**JOB**
Seek out every line containing the word "Space", and copy each.

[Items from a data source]
*-*-*
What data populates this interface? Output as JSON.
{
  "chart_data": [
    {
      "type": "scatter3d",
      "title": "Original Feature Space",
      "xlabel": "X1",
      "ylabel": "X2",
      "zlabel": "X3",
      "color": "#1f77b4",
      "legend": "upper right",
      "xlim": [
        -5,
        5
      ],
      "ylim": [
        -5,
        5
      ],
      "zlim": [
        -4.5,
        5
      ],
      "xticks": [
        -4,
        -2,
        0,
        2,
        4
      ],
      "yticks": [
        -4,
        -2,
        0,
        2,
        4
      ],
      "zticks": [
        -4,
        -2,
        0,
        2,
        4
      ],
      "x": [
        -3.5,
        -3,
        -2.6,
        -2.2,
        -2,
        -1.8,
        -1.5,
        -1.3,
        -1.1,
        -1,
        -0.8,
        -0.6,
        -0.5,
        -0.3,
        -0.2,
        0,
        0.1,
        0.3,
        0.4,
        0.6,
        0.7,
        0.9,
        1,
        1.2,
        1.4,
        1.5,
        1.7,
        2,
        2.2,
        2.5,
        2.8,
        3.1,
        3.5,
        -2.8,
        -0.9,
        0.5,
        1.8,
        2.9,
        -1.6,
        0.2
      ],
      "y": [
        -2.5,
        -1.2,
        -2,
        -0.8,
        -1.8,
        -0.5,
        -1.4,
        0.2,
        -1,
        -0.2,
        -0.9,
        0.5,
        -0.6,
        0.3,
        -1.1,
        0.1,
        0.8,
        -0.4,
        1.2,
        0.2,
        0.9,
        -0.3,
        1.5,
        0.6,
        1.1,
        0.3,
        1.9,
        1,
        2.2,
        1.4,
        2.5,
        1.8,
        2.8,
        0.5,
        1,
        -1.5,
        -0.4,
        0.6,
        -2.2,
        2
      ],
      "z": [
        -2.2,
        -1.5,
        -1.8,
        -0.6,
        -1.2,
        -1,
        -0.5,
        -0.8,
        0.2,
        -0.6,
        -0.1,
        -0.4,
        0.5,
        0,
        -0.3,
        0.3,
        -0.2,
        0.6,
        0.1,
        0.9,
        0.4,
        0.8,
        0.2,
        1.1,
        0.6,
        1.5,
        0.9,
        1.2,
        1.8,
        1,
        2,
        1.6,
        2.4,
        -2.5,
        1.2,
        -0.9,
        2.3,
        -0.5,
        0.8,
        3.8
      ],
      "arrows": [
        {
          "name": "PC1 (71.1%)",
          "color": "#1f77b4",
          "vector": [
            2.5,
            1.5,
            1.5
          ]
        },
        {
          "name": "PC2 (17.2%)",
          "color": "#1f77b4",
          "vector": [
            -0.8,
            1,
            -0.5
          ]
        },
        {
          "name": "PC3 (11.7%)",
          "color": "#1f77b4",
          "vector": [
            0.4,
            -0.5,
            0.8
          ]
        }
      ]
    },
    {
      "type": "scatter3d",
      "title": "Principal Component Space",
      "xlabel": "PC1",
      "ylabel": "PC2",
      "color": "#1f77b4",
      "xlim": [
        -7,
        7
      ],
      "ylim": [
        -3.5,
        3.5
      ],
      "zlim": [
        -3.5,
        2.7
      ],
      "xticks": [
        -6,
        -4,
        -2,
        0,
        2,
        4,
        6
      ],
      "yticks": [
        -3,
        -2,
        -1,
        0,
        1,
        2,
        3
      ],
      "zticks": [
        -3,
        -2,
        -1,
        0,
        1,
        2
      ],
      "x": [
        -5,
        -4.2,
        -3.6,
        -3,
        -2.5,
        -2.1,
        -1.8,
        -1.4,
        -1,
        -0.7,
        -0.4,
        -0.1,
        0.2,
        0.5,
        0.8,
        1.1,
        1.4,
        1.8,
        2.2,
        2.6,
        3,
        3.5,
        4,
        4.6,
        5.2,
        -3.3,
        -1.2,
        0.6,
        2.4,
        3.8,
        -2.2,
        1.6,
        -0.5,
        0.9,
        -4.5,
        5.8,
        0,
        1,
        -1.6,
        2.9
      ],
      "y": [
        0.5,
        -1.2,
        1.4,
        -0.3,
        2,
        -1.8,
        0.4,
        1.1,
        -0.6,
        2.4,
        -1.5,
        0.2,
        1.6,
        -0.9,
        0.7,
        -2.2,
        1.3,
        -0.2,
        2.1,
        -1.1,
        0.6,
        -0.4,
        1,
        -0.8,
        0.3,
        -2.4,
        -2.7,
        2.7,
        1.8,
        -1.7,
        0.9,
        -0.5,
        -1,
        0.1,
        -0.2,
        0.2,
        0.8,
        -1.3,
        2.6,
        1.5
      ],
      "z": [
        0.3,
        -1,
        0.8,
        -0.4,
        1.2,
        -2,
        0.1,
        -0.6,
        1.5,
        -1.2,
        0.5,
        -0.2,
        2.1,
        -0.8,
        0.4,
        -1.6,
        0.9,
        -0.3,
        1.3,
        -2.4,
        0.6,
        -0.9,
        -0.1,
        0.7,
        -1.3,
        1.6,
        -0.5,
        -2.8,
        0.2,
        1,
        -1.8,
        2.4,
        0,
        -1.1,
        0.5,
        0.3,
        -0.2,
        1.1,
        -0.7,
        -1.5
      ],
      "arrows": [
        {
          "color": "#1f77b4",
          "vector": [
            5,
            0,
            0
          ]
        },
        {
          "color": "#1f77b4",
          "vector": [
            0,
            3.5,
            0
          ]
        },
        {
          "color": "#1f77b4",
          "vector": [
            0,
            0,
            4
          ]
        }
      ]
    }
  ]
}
*-*-*
**RESPONSE**
      "title": "Original Feature Space",
      "title": "Principal Component Space",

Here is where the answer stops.